# Provided passage
## BEGIN
Exactly what do you mean by a propensity as opposed to a behavior?

The difference is that just because people have a tendency to do things doesn’t mean that they will. You might be someone who buys from Amazon once a month on average. Does that mean over the next 10 years, over the next 120 months, you’ll buy 120 items? No. You could go two years without buying, or you might buy five items in a given month. The amount of variability around your propensity is huge. That’s where all this randomness comes in.

Have companies hurt themselves by misusing data mining tools?

Let me start with a positive example. I have tremendous admiration for what actuaries do, and therefore for the way insurance companies deal with their customers. Actuaries will not look at all your characteristics and say when you will die. They’ll simply come up with a probabilistic statement about the likelihood that someone with your characteristics will die, or what percent of people who share characteristics will live to be 70. They understand that it’s pretty much impossible to make statements about each and every policyholder.

Now, carry that over to the marketing world. Lots of firms talk about one-to-one marketing. I think that’s a real disservice to most industries. One-to-one marketing only works when you have a very deep relationship with every customer. So one-to-one marketing works great in private wealth management, or in a business-to-business setting where you meet with the client at least once a month, and understand not just their business needs but what’s going on in their life. But in areas approaching a mass market, where you can’t truly distinguish each individual, you just have a bunch of people and a bunch of characteristics that describe them. Then the notion of one-to-one marketing is terrible. It will do more harm than good, because the customers will act more randomly than you expect, and the cost of trying to figure out what specific customers will do far outweighs the benefits you could get from that level of detail.

It’s very hard to say who’s going to buy this thing and when. To take that uncertainty and square it by looking across two products, or to raise it to the nth power by looking across a large portfolio of products, and say "these two go together," and make deterministic statements as opposed to talking about tendencies and probabilities, can be very, very harmful. It’s much more important for companies to come up with appropriate groupings of similar people, and make statements about them as a group.
## END
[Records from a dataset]
## BEGIN
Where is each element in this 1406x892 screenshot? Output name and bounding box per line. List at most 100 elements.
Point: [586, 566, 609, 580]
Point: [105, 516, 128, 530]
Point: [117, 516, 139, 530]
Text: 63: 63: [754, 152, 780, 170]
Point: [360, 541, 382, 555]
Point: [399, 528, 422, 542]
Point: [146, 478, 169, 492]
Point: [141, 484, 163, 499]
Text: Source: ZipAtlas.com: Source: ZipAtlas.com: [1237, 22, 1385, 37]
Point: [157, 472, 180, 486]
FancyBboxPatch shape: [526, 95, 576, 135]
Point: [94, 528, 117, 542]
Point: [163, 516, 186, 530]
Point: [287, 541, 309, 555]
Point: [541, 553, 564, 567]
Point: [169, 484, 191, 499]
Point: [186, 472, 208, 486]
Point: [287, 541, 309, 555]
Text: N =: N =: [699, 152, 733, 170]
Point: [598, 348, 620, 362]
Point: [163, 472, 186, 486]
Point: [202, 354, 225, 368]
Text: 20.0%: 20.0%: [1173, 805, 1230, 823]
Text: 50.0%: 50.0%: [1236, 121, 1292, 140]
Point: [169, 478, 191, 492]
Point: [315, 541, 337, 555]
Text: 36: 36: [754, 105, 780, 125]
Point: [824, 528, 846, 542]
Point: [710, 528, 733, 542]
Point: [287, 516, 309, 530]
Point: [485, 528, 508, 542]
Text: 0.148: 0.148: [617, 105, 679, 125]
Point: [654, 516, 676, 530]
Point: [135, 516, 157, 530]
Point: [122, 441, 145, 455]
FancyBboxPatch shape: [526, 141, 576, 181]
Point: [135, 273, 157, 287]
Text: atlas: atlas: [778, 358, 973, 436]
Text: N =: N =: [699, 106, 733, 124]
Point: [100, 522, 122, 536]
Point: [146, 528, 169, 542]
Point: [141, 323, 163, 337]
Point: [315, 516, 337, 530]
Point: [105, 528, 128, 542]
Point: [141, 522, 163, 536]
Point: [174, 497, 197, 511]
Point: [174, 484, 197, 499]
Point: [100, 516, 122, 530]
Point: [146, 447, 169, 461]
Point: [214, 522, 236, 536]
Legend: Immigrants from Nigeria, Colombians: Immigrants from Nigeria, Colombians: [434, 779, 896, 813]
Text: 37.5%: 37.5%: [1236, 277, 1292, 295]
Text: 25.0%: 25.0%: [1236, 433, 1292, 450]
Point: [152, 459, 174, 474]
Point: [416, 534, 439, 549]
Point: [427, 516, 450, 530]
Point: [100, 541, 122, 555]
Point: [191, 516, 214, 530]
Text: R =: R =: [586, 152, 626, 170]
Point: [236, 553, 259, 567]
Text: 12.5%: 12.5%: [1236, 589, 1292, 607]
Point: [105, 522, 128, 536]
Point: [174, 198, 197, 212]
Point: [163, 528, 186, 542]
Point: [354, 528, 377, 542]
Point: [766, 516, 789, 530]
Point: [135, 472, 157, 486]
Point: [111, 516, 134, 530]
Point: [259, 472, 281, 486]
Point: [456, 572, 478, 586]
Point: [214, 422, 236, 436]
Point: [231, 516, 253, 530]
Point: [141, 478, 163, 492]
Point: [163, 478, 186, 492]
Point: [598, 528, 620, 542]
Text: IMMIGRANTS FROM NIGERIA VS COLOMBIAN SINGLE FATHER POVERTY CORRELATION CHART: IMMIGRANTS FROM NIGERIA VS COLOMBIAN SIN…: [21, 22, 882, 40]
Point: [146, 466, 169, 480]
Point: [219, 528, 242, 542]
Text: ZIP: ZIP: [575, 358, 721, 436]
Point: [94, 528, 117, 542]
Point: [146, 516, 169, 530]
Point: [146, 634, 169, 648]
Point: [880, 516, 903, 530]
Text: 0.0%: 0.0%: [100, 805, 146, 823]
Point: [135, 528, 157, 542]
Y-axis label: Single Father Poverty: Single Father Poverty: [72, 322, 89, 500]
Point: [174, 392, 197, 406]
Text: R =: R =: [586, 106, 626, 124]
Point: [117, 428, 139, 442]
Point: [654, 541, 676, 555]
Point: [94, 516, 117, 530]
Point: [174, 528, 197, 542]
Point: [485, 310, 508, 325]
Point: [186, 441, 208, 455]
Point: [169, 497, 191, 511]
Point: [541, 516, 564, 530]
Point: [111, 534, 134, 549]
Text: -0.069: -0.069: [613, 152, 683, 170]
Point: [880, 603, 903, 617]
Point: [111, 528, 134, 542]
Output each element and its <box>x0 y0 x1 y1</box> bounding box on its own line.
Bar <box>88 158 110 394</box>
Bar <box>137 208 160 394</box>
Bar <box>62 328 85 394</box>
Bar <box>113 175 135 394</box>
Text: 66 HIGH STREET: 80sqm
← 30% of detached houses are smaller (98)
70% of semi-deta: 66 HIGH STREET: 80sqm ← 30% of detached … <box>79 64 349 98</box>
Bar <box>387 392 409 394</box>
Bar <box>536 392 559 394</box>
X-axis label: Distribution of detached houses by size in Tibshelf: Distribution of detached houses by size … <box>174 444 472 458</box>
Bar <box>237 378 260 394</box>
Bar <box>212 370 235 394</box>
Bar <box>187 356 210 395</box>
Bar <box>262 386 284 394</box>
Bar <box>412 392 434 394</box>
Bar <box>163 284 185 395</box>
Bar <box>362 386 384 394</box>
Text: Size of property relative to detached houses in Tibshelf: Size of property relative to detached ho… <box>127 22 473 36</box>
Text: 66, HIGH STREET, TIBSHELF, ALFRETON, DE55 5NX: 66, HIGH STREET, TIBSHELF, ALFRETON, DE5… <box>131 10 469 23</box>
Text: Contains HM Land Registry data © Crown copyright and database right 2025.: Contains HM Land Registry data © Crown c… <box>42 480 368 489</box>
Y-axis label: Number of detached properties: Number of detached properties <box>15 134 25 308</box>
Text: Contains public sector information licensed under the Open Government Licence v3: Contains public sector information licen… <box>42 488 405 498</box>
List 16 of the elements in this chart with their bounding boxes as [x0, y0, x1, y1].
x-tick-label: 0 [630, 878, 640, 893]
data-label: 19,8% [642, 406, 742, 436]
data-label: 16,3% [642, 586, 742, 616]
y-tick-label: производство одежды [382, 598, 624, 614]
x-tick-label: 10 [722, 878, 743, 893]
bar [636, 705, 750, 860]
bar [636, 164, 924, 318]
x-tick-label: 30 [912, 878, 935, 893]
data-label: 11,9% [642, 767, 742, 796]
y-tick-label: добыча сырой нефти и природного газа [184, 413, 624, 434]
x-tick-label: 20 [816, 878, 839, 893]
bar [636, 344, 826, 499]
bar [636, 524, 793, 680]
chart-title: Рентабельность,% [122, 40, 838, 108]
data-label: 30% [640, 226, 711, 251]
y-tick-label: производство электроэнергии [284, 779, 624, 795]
## END
# Exercise set
**A)** List each distinct number written in digits in the interview passage.
**B)** Quote the interview passage from the words "Let me start" through the words "and every policyholder.".
**C)** Answer these questions from the interview passage:
(i) How often, on average, does the example Amazon customer buy?
(ii) What do actuaries produce instead of saying when a person will die?
(iii) Under what condition does one-to-one marketing work?

# Expected outputs
**A)** 10, 120, 70

**B)**
Let me start with a positive example. I have tremendous admiration for what actuaries do, and therefore for the way insurance companies deal with their customers. Actuaries will not look at all your characteristics and say when you will die. They’ll simply come up with a probabilistic statement about the likelihood that someone with your characteristics will die, or what percent of people who share characteristics will live to be 70. They understand that it’s pretty much impossible to make statements about each and every policyholder.

**C)**
(i) Once a month.
(ii) A probabilistic statement about the likelihood that someone with that person's characteristics will die.
(iii) Only when there is a very deep relationship with every customer.